Records provided:
+ + + + +

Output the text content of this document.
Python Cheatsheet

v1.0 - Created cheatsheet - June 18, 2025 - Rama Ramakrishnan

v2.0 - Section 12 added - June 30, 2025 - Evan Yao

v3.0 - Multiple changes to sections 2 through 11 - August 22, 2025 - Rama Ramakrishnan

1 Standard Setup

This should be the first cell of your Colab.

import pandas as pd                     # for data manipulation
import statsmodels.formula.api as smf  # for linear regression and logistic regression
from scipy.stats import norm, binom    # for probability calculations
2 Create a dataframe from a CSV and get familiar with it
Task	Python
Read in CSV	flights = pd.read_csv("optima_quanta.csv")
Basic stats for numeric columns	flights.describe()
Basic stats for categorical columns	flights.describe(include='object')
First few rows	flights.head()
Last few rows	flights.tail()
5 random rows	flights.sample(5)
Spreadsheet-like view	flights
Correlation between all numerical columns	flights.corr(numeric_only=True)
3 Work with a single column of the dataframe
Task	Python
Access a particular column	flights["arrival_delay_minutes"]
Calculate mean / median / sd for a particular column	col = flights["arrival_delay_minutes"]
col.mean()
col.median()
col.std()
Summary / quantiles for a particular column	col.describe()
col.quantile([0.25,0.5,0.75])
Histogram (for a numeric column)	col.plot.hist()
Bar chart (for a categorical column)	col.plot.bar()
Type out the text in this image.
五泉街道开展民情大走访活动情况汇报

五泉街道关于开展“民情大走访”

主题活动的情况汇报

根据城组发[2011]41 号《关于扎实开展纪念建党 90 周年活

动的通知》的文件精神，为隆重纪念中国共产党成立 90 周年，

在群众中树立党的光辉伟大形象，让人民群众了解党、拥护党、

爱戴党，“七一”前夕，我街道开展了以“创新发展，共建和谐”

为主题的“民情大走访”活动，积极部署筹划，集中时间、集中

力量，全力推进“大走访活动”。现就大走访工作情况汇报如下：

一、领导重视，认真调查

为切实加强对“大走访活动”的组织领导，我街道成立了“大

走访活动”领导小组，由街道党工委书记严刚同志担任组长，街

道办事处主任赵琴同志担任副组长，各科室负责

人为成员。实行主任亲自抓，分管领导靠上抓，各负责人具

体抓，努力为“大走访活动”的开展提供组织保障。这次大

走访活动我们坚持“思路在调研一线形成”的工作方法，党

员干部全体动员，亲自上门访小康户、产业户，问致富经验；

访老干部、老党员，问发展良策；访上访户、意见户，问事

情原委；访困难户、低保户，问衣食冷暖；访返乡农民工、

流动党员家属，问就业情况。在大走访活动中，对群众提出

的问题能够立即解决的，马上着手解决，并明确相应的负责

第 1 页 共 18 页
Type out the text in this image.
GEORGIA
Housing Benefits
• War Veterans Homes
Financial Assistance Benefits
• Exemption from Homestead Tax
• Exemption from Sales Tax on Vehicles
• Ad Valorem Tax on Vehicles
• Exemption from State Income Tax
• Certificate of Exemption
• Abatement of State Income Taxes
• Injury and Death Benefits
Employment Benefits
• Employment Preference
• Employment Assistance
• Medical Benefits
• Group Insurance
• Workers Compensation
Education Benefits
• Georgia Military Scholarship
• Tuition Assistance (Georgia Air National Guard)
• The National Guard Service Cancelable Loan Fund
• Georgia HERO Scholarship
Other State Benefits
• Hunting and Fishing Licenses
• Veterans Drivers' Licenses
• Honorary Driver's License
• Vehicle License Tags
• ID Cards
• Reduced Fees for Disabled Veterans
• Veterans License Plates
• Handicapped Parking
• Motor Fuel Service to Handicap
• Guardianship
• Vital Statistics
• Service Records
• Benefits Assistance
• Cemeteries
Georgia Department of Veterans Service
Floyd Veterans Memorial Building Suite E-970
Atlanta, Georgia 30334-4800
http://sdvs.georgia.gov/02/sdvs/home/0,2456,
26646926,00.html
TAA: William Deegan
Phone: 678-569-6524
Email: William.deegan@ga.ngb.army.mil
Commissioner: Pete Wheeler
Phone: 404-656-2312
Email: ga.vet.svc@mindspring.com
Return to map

+ + + + +

What you are asked to do:
Copy the data above in full, character for character.

Answer below:
Output the text content of this document.
Python Cheatsheet

v1.0 - Created cheatsheet - June 18, 2025 - Rama Ramakrishnan

v2.0 - Section 12 added - June 30, 2025 - Evan Yao

v3.0 - Multiple changes to sections 2 through 11 - August 22, 2025 - Rama Ramakrishnan

1 Standard Setup

This should be the first cell of your Colab.

import pandas as pd                     # for data manipulation
import statsmodels.formula.api as smf  # for linear regression and logistic regression
from scipy.stats import norm, binom    # for probability calculations
2 Create a dataframe from a CSV and get familiar with it
Task	Python
Read in CSV	flights = pd.read_csv("optima_quanta.csv")
Basic stats for numeric columns	flights.describe()
Basic stats for categorical columns	flights.describe(include='object')
First few rows	flights.head()
Last few rows	flights.tail()
5 random rows	flights.sample(5)
Spreadsheet-like view	flights
Correlation between all numerical columns	flights.corr(numeric_only=True)
3 Work with a single column of the dataframe
Task	Python
Access a particular column	flights["arrival_delay_minutes"]
Calculate mean / median / sd for a particular column	col = flights["arrival_delay_minutes"]
col.mean()
col.median()
col.std()
Summary / quantiles for a particular column	col.describe()
col.quantile([0.25,0.5,0.75])
Histogram (for a numeric column)	col.plot.hist()
Bar chart (for a categorical column)	col.plot.bar()
Type out the text in this image.
五泉街道开展民情大走访活动情况汇报

五泉街道关于开展“民情大走访”

主题活动的情况汇报

根据城组发[2011]41 号《关于扎实开展纪念建党 90 周年活

动的通知》的文件精神，为隆重纪念中国共产党成立 90 周年，

在群众中树立党的光辉伟大形象，让人民群众了解党、拥护党、

爱戴党，“七一”前夕，我街道开展了以“创新发展，共建和谐”

为主题的“民情大走访”活动，积极部署筹划，集中时间、集中

力量，全力推进“大走访活动”。现就大走访工作情况汇报如下：

一、领导重视，认真调查

为切实加强对“大走访活动”的组织领导，我街道成立了“大

走访活动”领导小组，由街道党工委书记严刚同志担任组长，街

道办事处主任赵琴同志担任副组长，各科室负责

人为成员。实行主任亲自抓，分管领导靠上抓，各负责人具

体抓，努力为“大走访活动”的开展提供组织保障。这次大

走访活动我们坚持“思路在调研一线形成”的工作方法，党

员干部全体动员，亲自上门访小康户、产业户，问致富经验；

访老干部、老党员，问发展良策；访上访户、意见户，问事

情原委；访困难户、低保户，问衣食冷暖；访返乡农民工、

流动党员家属，问就业情况。在大走访活动中，对群众提出

的问题能够立即解决的，马上着手解决，并明确相应的负责

第 1 页 共 18 页
Type out the text in this image.
GEORGIA
Housing Benefits
• War Veterans Homes
Financial Assistance Benefits
• Exemption from Homestead Tax
• Exemption from Sales Tax on Vehicles
• Ad Valorem Tax on Vehicles
• Exemption from State Income Tax
• Certificate of Exemption
• Abatement of State Income Taxes
• Injury and Death Benefits
Employment Benefits
• Employment Preference
• Employment Assistance
• Medical Benefits
• Group Insurance
• Workers Compensation
Education Benefits
• Georgia Military Scholarship
• Tuition Assistance (Georgia Air National Guard)
• The National Guard Service Cancelable Loan Fund
• Georgia HERO Scholarship
Other State Benefits
• Hunting and Fishing Licenses
• Veterans Drivers' Licenses
• Honorary Driver's License
• Vehicle License Tags
• ID Cards
• Reduced Fees for Disabled Veterans
• Veterans License Plates
• Handicapped Parking
• Motor Fuel Service to Handicap
• Guardianship
• Vital Statistics
• Service Records
• Benefits Assistance
• Cemeteries
Georgia Department of Veterans Service
Floyd Veterans Memorial Building Suite E-970
Atlanta, Georgia 30334-4800
http://sdvs.georgia.gov/02/sdvs/home/0,2456,
26646926,00.html
TAA: William Deegan
Phone: 678-569-6524
Email: William.deegan@ga.ngb.army.mil
Commissioner: Pete Wheeler
Phone: 404-656-2312
Email: ga.vet.svc@mindspring.com
Return to map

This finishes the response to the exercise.